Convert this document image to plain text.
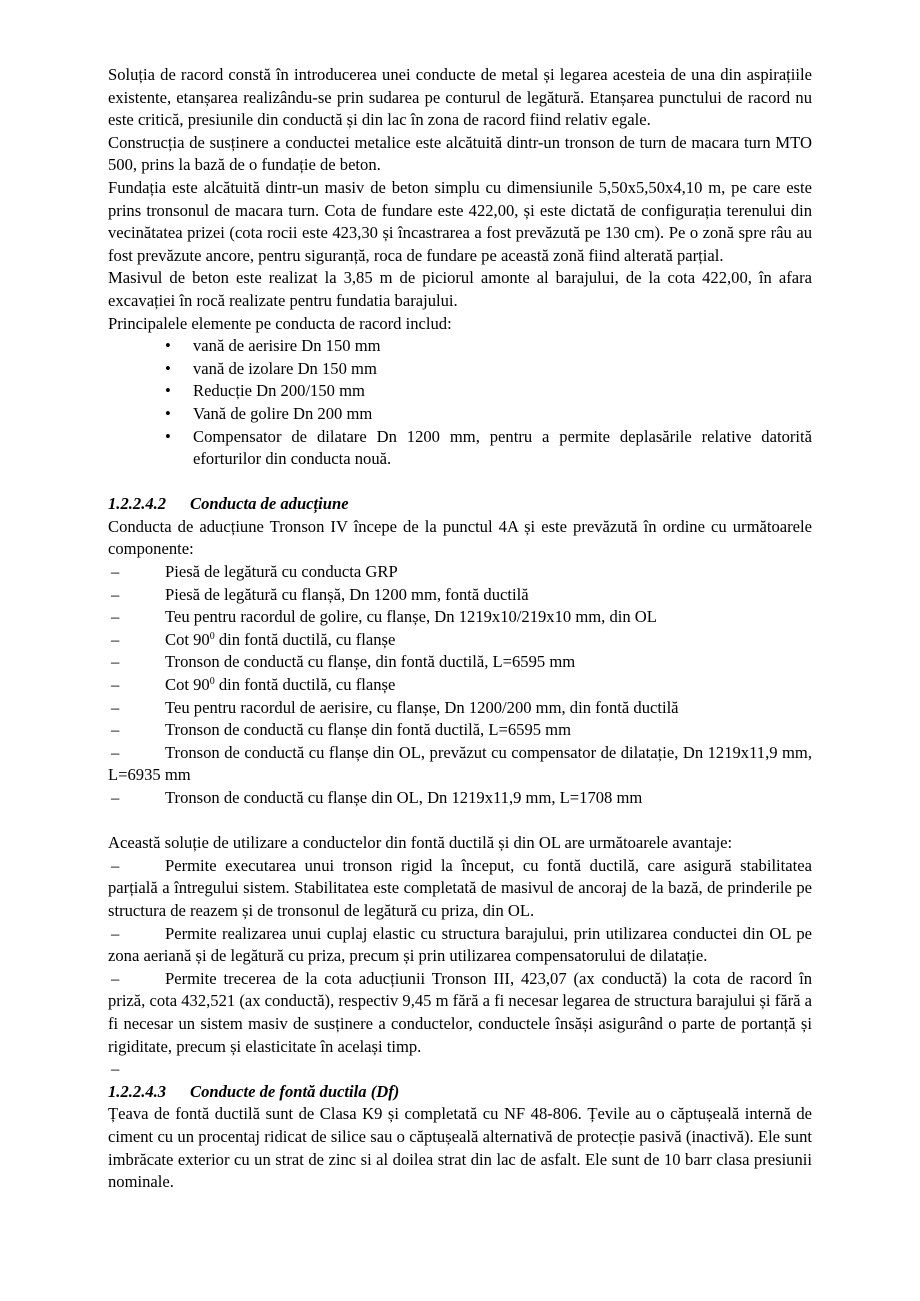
Soluția de racord constă în introducerea unei conducte de metal și legarea acesteia de una din aspirațiile existente, etanșarea realizându-se prin sudarea pe conturul de legătură. Etanșarea punctului de racord nu este critică, presiunile din conductă și din lac în zona de racord fiind relativ egale.

Construcția de susținere a conductei metalice este alcătuită dintr-un tronson de turn de macara turn MTO 500, prins la bază de o fundație de beton.

Fundația este alcătuită dintr-un masiv de beton simplu cu dimensiunile 5,50x5,50x4,10 m, pe care este prins tronsonul de macara turn. Cota de fundare este 422,00, și este dictată de configurația terenului din vecinătatea prizei (cota rocii este 423,30 și încastrarea a fost prevăzută pe 130 cm). Pe o zonă spre râu au fost prevăzute ancore, pentru siguranță, roca de fundare pe această zonă fiind alterată parțial.

Masivul de beton este realizat la 3,85 m de piciorul amonte al barajului, de la cota 422,00, în afara excavației în rocă realizate pentru fundatia barajului.

Principalele elemente pe conducta de racord includ:

• vană de aerisire Dn 150 mm
• vană de izolare Dn 150 mm
• Reducție Dn 200/150 mm
• Vană de golire Dn 200 mm
• Compensator de dilatare Dn 1200 mm, pentru a permite deplasările relative datorită eforturilor din conducta nouă.
1.2.2.4.2 Conducta de aducțiune

Conducta de aducțiune Tronson IV începe de la punctul 4A și este prevăzută în ordine cu următoarele componente:

–	Piesă de legătură cu conducta GRP

–	Piesă de legătură cu flanșă, Dn 1200 mm, fontă ductilă

–	Teu pentru racordul de golire, cu flanșe, Dn 1219x10/219x10 mm, din OL

–	Cot $90^0$ din fontă ductilă, cu flanșe

–	Tronson de conductă cu flanșe, din fontă ductilă, L=6595 mm

–	Cot $90^0$ din fontă ductilă, cu flanșe

–	Teu pentru racordul de aerisire, cu flanșe, Dn 1200/200 mm, din fontă ductilă

–	Tronson de conductă cu flanșe din fontă ductilă, L=6595 mm

–	Tronson de conductă cu flanșe din OL, prevăzut cu compensator de dilatație, Dn 1219x11,9 mm, L=6935 mm

–	Tronson de conductă cu flanșe din OL, Dn 1219x11,9 mm, L=1708 mm

Această soluție de utilizare a conductelor din fontă ductilă și din OL are următoarele avantaje:

–	Permite executarea unui tronson rigid la început, cu fontă ductilă, care asigură stabilitatea parțială a întregului sistem. Stabilitatea este completată de masivul de ancoraj de la bază, de prinderile pe structura de reazem și de tronsonul de legătură cu priza, din OL.

–	Permite realizarea unui cuplaj elastic cu structura barajului, prin utilizarea conductei din OL pe zona aeriană și de legătură cu priza, precum și prin utilizarea compensatorului de dilatație.

–	Permite trecerea de la cota aducțiunii Tronson III, 423,07 (ax conductă) la cota de racord în priză, cota 432,521 (ax conductă), respectiv 9,45 m fără a fi necesar legarea de structura barajului și fără a fi necesar un sistem masiv de susținere a conductelor, conductele însăși asigurând o parte de portanță și rigiditate, precum și elasticitate în același timp.

–

1.2.2.4.3 Conducte de fontă ductila (Df)

Țeava de fontă ductilă sunt de Clasa K9 și completată cu NF 48-806. Țevile au o căptușeală internă de ciment cu un procentaj ridicat de silice sau o căptușeală alternativă de protecție pasivă (inactivă). Ele sunt imbrăcate exterior cu un strat de zinc si al doilea strat din lac de asfalt. Ele sunt de 10 barr clasa presiunii nominale.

------------------------------------------------------------------------

* [WHAT IS ASKED]: Note how many lines in the listing above hold the string "aerisire", then give only that figure.

* [EXERCISE OUTPUT]: 2